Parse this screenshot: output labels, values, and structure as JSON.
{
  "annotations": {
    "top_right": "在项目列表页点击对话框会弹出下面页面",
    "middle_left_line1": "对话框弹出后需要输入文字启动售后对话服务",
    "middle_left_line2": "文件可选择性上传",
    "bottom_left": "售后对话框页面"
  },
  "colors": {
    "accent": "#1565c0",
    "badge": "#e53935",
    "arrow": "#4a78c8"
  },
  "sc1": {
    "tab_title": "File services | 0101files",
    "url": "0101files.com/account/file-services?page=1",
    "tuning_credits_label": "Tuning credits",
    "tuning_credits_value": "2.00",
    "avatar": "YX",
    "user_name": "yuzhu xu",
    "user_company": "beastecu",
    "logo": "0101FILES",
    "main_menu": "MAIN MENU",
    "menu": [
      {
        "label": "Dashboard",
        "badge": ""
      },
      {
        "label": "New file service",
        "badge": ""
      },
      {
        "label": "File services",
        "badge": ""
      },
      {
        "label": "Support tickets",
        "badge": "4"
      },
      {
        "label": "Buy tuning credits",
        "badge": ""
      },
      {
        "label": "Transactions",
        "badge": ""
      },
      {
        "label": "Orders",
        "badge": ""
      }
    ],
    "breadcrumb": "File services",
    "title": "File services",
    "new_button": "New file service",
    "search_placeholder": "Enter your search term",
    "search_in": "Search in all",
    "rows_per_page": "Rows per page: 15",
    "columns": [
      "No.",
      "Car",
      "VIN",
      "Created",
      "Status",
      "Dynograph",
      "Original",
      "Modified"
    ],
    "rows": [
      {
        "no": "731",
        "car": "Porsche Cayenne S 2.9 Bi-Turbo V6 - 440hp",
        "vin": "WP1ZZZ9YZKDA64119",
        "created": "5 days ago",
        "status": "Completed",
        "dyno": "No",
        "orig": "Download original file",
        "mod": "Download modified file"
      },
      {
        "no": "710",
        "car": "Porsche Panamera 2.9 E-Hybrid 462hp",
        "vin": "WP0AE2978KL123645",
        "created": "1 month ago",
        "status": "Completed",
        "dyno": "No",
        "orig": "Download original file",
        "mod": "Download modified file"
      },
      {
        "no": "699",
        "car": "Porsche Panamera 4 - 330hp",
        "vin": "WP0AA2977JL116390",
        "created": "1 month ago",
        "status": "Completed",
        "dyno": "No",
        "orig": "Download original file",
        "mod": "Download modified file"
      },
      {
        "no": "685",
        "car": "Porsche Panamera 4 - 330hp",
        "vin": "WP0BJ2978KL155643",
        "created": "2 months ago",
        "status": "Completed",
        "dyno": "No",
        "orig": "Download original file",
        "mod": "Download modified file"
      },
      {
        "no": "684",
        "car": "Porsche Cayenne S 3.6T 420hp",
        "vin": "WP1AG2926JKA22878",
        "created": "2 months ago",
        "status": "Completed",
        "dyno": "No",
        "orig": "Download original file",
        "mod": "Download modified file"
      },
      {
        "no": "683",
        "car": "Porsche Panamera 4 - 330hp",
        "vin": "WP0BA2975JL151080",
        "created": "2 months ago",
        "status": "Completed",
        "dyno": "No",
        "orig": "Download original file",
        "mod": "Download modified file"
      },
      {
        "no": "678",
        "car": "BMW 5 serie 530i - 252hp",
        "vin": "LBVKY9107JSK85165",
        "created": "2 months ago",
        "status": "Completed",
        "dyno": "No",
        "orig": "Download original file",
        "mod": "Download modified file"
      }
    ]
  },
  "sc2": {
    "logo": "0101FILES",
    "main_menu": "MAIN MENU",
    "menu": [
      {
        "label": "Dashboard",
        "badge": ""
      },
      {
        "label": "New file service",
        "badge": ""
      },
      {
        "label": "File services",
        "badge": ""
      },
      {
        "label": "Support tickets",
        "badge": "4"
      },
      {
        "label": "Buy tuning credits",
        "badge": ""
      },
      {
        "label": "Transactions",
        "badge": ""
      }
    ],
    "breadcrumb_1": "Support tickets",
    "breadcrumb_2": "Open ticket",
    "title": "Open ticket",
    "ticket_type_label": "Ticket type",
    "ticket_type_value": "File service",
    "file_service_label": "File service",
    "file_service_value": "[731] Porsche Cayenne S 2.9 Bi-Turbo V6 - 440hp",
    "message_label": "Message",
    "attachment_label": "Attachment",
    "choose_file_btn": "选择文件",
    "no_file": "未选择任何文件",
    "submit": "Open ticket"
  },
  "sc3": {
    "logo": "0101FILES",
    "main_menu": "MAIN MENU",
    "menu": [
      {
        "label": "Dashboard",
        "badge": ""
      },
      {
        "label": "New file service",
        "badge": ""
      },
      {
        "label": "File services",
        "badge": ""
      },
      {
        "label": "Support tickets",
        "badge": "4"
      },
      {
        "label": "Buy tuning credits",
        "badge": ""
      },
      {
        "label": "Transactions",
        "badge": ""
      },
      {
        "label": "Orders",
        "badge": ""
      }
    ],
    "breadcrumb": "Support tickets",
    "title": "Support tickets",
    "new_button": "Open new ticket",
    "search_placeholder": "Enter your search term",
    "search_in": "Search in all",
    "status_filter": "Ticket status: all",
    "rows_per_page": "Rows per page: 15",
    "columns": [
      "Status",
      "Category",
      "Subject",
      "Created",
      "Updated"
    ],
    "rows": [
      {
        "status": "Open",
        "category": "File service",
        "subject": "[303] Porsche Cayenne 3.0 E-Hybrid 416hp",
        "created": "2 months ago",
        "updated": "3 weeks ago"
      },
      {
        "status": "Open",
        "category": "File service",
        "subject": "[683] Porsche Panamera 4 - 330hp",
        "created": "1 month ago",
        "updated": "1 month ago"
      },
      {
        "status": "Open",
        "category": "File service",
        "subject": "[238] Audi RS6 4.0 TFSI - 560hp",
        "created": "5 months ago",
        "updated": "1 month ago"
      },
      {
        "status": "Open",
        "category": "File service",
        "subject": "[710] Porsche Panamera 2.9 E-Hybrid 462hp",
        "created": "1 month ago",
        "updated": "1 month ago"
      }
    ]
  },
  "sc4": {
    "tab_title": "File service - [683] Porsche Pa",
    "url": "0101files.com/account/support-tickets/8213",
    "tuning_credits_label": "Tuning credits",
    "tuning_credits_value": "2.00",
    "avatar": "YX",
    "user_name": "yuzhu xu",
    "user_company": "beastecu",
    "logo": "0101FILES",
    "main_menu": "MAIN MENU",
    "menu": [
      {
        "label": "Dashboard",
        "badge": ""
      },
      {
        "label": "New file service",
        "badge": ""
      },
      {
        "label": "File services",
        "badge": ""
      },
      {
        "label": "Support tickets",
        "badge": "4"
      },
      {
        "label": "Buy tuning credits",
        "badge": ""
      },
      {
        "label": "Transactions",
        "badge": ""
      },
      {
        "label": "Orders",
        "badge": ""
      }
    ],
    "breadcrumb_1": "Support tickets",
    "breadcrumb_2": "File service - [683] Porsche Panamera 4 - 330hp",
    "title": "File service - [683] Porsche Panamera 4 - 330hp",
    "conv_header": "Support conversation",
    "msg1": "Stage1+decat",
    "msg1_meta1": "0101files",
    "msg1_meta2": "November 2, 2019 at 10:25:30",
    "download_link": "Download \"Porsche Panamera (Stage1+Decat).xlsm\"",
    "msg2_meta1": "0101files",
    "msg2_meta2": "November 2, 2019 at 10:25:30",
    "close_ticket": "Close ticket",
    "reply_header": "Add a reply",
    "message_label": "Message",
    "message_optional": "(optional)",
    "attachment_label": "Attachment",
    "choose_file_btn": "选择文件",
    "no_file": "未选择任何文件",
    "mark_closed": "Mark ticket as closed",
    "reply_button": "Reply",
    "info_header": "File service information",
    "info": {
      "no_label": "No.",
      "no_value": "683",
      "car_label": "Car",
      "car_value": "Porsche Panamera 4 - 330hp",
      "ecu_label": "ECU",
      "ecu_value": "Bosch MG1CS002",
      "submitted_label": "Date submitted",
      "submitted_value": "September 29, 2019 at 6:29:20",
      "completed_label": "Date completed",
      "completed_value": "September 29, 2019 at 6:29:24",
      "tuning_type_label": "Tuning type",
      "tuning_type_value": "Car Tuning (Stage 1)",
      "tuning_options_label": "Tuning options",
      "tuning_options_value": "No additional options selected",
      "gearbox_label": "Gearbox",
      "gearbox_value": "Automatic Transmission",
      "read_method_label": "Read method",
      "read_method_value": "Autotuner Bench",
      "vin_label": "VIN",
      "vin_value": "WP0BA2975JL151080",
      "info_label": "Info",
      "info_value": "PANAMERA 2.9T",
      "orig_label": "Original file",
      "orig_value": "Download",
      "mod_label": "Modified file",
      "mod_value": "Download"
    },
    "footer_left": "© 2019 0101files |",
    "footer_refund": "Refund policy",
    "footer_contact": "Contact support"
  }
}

___

**INSTRUCTIONS FOR THE TASK**. Count how many lines of the listing above include "account" and report that number alone.

**SOLUTION TO THIS PROBLEM**. 2